> _WHAT IS ASKED_:
Copy all lines holding the word "Volume" from the entries.

> _MATERIAL PROVIDED_:
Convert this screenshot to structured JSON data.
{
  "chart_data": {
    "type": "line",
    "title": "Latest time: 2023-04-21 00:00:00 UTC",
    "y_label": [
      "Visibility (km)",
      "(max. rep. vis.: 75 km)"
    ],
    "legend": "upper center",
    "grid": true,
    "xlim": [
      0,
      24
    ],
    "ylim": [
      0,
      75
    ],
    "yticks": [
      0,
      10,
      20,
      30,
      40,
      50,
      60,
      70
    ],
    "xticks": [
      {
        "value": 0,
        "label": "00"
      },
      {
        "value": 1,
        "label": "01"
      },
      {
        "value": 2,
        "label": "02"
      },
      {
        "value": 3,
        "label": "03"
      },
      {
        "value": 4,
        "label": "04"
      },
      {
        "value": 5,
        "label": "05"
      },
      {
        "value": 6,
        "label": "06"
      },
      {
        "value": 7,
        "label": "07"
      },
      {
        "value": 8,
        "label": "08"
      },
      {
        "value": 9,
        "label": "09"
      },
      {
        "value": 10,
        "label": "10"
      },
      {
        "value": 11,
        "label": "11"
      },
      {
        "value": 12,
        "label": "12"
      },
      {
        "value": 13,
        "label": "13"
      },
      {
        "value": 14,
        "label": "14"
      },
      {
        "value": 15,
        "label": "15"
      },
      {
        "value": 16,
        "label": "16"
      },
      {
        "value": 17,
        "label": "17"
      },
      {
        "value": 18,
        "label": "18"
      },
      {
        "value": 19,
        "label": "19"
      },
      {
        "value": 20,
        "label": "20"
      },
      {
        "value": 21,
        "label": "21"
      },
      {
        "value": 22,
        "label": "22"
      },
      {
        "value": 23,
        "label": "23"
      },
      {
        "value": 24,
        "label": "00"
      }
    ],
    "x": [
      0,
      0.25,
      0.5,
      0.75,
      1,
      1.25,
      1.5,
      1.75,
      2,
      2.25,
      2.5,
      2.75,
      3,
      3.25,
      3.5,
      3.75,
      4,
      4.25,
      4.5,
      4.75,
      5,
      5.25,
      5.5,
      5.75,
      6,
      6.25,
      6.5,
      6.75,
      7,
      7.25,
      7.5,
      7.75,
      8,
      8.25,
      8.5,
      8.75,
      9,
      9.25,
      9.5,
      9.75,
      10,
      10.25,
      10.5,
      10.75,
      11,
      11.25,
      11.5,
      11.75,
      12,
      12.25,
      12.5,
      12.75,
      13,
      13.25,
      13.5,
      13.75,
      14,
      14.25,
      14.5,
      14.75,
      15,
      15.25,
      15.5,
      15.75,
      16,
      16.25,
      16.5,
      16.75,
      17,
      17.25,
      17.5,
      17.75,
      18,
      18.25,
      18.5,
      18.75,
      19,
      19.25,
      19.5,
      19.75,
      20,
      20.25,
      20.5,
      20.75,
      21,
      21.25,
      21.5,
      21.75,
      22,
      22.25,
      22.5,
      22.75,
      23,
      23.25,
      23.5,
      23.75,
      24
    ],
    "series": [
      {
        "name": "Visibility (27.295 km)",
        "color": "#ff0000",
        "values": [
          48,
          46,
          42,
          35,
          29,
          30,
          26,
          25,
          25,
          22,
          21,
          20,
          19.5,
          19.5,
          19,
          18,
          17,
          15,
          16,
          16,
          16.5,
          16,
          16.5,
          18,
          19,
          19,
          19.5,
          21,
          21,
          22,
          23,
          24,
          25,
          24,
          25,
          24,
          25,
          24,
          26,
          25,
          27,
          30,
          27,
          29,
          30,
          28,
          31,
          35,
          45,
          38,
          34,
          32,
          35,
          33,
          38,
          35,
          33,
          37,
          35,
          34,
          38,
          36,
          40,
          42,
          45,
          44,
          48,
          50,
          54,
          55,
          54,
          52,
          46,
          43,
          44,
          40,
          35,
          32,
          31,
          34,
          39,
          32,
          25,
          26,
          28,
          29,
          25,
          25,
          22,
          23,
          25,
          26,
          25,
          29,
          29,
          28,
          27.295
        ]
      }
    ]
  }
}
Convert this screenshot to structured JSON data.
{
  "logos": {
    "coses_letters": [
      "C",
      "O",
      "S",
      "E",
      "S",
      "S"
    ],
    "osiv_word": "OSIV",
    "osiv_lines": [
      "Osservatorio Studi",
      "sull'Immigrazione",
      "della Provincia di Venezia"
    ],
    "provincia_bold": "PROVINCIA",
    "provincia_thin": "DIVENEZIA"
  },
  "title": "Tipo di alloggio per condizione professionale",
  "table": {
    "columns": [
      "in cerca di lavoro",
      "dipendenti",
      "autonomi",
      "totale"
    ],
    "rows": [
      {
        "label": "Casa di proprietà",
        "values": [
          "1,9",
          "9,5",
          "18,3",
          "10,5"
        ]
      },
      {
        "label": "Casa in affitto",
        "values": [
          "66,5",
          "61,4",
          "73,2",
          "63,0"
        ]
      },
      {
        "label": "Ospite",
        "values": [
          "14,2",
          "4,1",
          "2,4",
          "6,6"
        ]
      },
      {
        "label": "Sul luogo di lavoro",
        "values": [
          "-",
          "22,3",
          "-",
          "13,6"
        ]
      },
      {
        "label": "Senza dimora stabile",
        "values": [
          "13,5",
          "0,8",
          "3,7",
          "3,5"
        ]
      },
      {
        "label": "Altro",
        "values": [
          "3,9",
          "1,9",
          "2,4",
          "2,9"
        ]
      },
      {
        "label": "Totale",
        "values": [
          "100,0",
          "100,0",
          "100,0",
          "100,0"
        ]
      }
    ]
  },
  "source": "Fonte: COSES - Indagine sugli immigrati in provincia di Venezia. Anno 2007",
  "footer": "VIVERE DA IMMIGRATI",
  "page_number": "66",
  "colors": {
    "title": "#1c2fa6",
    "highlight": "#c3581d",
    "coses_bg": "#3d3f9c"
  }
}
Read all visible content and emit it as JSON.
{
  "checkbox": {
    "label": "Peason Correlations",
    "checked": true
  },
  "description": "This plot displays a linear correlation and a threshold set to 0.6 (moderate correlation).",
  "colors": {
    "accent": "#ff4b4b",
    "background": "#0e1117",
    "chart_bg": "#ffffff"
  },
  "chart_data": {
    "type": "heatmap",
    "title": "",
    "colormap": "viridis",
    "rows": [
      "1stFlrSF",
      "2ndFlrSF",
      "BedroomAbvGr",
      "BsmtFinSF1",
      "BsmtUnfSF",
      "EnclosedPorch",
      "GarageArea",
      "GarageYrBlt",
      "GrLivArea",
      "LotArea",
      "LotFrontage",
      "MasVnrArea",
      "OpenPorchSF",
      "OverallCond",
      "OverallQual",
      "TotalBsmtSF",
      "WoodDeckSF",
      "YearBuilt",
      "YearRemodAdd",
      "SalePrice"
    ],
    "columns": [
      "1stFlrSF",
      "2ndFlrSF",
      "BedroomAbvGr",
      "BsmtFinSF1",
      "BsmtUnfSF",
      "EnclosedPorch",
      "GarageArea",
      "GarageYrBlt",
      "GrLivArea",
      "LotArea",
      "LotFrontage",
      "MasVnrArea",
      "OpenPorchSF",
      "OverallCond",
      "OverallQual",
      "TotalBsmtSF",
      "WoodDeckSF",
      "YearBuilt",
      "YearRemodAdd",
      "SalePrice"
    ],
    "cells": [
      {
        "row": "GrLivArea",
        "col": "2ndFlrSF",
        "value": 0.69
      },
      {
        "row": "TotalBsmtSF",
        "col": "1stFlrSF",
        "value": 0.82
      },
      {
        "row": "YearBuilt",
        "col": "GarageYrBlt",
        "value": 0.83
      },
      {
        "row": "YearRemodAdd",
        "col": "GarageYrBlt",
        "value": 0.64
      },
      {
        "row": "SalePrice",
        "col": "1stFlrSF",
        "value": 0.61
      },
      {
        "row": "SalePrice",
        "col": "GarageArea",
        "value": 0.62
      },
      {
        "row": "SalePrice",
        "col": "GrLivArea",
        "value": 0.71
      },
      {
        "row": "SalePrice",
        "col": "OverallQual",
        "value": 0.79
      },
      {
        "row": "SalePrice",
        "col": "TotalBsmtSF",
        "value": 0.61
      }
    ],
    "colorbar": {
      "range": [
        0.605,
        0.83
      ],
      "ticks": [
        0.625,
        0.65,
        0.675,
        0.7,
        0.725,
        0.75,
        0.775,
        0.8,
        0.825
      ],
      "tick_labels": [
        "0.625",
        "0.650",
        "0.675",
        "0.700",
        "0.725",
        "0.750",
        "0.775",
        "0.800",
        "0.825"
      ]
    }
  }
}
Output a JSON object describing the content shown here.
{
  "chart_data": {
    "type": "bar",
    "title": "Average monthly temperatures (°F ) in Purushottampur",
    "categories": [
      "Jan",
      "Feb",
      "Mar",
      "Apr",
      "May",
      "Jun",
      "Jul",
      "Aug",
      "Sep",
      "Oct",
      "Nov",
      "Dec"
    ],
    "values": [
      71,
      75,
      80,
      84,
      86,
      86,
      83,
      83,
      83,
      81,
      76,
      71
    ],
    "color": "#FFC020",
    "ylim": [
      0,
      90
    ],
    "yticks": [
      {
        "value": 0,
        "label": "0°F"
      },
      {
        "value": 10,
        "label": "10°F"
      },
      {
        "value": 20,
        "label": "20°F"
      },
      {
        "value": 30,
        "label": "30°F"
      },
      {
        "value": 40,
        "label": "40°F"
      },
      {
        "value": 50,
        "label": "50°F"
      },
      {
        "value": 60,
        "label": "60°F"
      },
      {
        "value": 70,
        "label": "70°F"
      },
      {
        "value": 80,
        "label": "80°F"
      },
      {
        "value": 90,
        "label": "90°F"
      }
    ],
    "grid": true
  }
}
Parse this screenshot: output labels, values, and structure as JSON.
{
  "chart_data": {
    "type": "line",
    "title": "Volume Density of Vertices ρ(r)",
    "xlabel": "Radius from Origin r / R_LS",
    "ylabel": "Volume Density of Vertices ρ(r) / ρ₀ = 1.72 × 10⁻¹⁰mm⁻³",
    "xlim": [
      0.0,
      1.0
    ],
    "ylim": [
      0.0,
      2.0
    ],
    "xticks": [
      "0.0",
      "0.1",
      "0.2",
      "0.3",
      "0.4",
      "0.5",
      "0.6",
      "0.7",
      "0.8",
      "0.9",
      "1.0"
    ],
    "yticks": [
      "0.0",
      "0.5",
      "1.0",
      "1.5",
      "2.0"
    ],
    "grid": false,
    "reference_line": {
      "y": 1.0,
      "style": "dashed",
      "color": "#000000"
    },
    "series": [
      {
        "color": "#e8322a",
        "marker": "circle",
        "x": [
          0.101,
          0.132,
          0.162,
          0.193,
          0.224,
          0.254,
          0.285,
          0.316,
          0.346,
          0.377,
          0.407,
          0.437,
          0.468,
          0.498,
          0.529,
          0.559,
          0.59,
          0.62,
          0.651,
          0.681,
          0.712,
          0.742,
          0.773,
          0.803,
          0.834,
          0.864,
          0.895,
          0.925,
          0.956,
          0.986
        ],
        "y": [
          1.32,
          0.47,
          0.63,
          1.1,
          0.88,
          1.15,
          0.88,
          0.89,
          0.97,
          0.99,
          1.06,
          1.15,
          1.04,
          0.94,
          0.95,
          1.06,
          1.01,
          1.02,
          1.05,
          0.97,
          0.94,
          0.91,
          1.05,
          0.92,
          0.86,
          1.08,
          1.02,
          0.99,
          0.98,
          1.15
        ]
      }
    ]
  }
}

> _OUTPUT_:
    "title": "Volume Density of Vertices ρ(r)",
    "ylabel": "Volume Density of Vertices ρ(r) / ρ₀ = 1.72 × 10⁻¹⁰mm⁻³",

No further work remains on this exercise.